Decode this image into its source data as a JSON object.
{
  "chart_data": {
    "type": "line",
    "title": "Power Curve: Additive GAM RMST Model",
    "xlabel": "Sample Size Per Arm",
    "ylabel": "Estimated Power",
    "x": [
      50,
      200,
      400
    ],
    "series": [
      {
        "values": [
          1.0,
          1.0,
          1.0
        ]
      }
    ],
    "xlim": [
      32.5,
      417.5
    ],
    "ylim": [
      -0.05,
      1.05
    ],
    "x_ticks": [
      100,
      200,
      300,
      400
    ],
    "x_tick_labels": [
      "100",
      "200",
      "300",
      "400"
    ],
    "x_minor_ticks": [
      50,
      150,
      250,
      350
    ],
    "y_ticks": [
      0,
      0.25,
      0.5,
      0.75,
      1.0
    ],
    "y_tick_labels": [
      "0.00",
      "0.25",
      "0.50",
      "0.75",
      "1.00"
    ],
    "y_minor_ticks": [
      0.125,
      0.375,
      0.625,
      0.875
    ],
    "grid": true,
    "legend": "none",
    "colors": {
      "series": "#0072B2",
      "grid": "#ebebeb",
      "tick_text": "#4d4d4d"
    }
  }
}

=== Set problem ===
Filter the entries down to the lines with the word "Power" in them.

=== Solution for this exercise ===
    "title": "Power Curve: Additive GAM RMST Model",
    "ylabel": "Estimated Power",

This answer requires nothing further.